* [EXERCISE] Take every line from the listing below that includes "this" and copy it.

....

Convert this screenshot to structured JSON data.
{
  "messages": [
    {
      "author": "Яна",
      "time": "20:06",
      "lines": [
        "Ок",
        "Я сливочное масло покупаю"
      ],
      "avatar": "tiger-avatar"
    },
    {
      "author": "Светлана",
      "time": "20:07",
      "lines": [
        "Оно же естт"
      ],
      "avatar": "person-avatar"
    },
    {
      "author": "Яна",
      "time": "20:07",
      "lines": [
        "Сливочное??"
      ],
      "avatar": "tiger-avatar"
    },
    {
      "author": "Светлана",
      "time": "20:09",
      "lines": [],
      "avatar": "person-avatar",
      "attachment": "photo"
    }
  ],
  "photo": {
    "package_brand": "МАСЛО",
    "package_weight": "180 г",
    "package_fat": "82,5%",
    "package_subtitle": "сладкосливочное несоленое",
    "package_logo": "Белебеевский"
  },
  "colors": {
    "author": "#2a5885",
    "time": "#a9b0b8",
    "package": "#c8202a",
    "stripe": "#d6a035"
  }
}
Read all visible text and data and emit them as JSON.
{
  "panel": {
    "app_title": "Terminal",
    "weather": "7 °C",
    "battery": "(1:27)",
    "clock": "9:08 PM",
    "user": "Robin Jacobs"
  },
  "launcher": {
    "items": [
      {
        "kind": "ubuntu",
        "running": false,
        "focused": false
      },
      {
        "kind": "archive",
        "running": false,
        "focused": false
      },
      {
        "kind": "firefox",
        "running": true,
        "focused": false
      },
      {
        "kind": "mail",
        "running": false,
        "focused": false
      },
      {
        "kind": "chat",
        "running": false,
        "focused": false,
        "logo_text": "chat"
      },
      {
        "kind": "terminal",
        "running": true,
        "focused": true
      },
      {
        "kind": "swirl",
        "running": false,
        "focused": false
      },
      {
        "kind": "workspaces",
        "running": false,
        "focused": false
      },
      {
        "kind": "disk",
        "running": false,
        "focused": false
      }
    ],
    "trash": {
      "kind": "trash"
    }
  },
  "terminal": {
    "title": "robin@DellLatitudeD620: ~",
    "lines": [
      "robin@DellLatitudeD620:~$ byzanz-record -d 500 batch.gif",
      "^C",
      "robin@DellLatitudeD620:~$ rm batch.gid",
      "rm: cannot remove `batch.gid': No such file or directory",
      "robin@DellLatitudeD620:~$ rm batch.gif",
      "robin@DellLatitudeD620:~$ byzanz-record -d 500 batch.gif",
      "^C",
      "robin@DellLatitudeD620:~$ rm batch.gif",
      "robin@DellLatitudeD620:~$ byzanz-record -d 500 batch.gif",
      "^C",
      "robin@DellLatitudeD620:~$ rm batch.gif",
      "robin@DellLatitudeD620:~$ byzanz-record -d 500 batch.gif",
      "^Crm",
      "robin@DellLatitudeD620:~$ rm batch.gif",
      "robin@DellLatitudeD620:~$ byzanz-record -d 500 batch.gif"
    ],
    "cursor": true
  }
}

....

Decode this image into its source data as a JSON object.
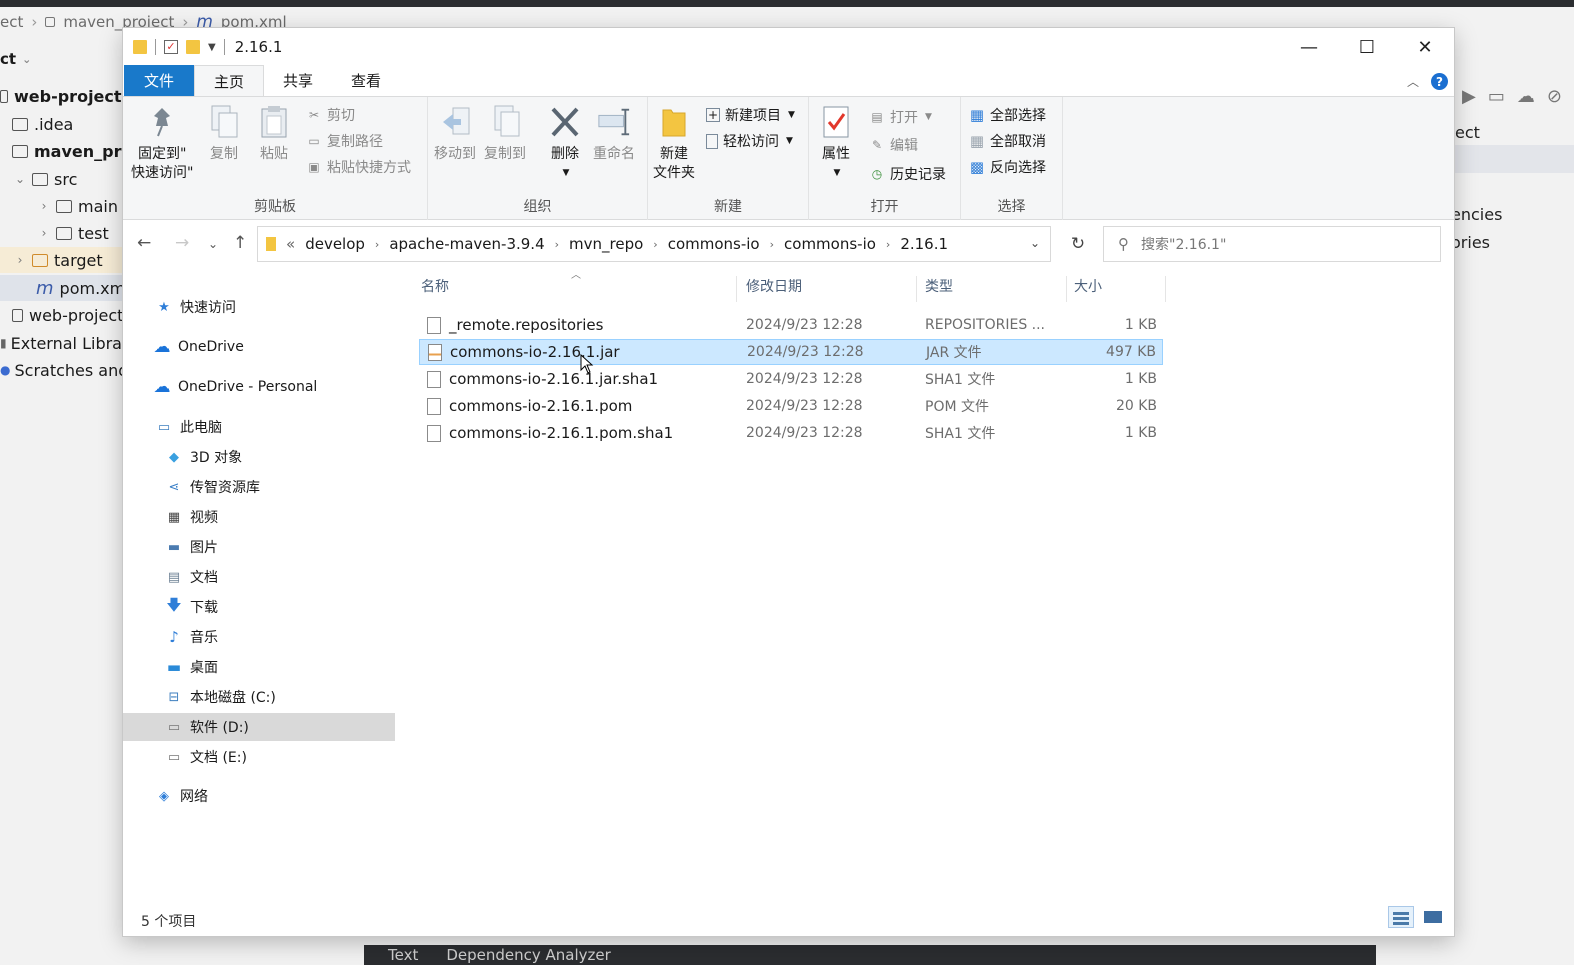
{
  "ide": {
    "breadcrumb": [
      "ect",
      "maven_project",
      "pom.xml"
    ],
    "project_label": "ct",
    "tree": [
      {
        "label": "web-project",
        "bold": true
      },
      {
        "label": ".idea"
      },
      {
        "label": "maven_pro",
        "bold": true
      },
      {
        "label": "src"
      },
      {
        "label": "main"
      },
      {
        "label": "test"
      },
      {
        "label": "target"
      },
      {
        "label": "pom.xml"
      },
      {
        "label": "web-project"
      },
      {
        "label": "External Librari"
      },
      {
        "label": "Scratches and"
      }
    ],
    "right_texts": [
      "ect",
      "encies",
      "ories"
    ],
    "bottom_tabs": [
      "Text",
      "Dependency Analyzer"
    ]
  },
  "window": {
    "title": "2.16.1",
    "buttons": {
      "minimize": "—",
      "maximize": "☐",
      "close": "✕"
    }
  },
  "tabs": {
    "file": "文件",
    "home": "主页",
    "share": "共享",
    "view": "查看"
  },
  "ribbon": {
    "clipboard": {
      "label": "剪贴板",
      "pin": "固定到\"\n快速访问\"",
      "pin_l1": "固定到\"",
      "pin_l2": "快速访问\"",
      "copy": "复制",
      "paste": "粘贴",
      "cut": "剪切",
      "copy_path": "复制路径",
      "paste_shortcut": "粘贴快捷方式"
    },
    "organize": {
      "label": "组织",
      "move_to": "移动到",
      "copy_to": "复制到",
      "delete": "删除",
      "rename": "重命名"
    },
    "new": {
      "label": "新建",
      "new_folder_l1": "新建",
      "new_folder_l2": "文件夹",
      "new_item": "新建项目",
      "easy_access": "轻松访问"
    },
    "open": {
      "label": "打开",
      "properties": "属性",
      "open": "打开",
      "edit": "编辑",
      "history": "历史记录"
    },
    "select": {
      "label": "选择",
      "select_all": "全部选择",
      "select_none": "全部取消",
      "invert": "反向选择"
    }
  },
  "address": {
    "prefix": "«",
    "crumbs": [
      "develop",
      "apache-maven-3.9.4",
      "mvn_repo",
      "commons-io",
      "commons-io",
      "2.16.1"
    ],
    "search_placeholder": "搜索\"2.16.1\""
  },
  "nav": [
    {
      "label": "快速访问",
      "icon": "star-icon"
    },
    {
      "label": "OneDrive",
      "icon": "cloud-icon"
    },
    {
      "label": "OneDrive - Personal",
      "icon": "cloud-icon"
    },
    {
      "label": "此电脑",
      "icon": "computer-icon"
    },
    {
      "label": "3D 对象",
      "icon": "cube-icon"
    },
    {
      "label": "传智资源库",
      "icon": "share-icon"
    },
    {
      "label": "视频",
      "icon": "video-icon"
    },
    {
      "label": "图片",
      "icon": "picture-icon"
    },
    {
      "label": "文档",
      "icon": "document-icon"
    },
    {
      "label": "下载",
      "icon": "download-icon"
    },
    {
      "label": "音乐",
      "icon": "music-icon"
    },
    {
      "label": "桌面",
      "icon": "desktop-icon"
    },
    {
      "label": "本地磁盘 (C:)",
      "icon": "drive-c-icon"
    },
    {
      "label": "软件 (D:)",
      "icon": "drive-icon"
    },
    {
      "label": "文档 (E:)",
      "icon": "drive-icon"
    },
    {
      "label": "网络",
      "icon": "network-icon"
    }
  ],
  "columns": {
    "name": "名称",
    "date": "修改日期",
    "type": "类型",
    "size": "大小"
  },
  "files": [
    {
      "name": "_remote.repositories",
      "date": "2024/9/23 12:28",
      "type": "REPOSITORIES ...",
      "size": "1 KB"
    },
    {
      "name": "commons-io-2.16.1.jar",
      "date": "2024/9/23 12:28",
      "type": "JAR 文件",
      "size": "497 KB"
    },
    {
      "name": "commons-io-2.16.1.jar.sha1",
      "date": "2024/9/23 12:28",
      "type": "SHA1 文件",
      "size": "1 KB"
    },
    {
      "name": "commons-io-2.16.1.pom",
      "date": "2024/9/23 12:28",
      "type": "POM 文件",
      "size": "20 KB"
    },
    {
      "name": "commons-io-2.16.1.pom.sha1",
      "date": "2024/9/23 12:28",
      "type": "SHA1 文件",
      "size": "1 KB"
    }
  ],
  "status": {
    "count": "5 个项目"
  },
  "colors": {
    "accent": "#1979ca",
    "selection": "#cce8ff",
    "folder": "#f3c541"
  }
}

....

* [COMPLETE ANSWER]
Convert this screenshot to structured JSON data.
Decode this image into its source data as a JSON object.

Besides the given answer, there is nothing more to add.